Extracted records:
>> BEGIN
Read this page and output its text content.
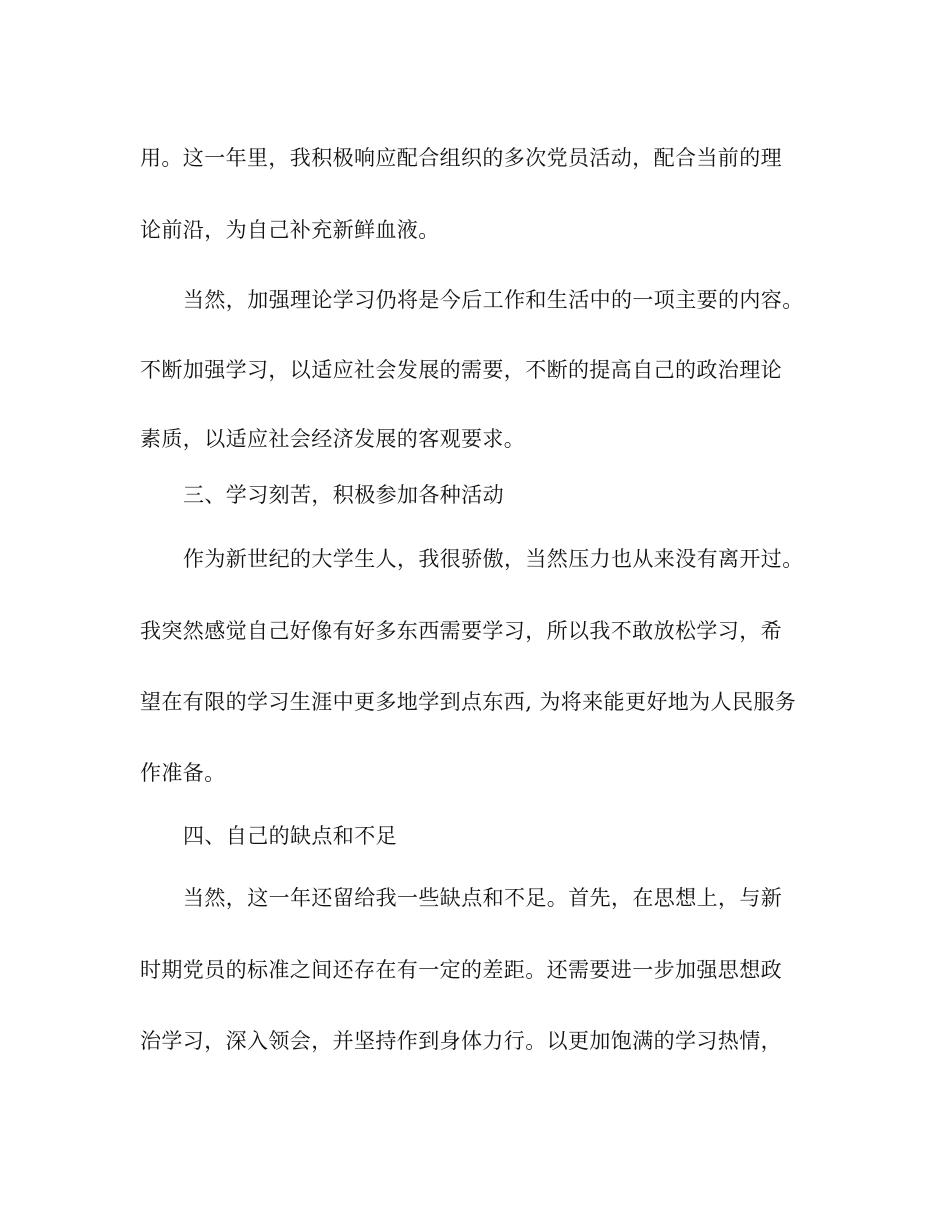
用。这一年里，我积极响应配合组织的多次党员活动，配合当前的理
论前沿，为自己补充新鲜血液。
当然，加强理论学习仍将是今后工作和生活中的一项主要的内容。
不断加强学习，以适应社会发展的需要，不断的提高自己的政治理论
素质，以适应社会经济发展的客观要求。
三、学习刻苦，积极参加各种活动
作为新世纪的大学生人，我很骄傲，当然压力也从来没有离开过。
我突然感觉自己好像有好多东西需要学习，所以我不敢放松学习，希
望在有限的学习生涯中更多地学到点东西, 为将来能更好地为人民服务
作准备。
四、自己的缺点和不足
当然，这一年还留给我一些缺点和不足。首先，在思想上，与新
时期党员的标准之间还存在有一定的差距。还需要进一步加强思想政
治学习，深入领会，并坚持作到身体力行。以更加饱满的学习热情，
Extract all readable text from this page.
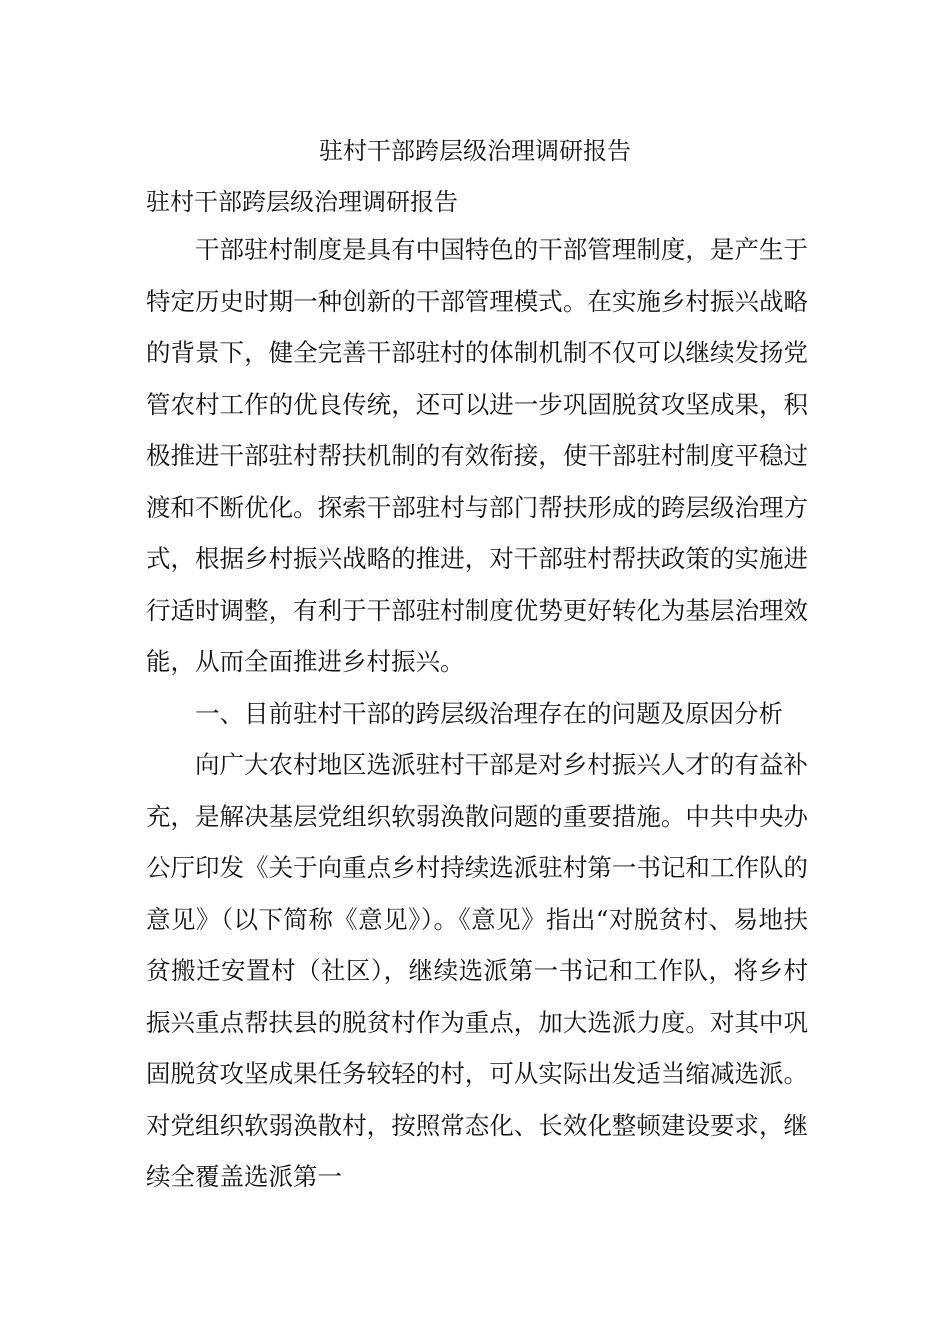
驻村干部跨层级治理调研报告
驻村干部跨层级治理调研报告

干部驻村制度是具有中国特色的干部管理制度，是产生于特定历史时期一种创新的干部管理模式。在实施乡村振兴战略的背景下，健全完善干部驻村的体制机制不仅可以继续发扬党管农村工作的优良传统，还可以进一步巩固脱贫攻坚成果，积极推进干部驻村帮扶机制的有效衔接，使干部驻村制度平稳过渡和不断优化。探索干部驻村与部门帮扶形成的跨层级治理方式，根据乡村振兴战略的推进，对干部驻村帮扶政策的实施进行适时调整，有利于干部驻村制度优势更好转化为基层治理效能，从而全面推进乡村振兴。

一、目前驻村干部的跨层级治理存在的问题及原因分析

向广大农村地区选派驻村干部是对乡村振兴人才的有益补充，是解决基层党组织软弱涣散问题的重要措施。中共中央办公厅印发《关于向重点乡村持续选派驻村第一书记和工作队的意见》（以下简称《意见》）。《意见》指出“对脱贫村、易地扶贫搬迁安置村（社区），继续选派第一书记和工作队，将乡村振兴重点帮扶县的脱贫村作为重点，加大选派力度。对其中巩固脱贫攻坚成果任务较轻的村，可从实际出发适当缩减选派。对党组织软弱涣散村，按照常态化、长效化整顿建设要求，继续全覆盖选派第一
>> END
Take every line from the records above that has the word "page" and copy it.

:: Written answer ::
Read this page and output its text content.
Extract all readable text from this page.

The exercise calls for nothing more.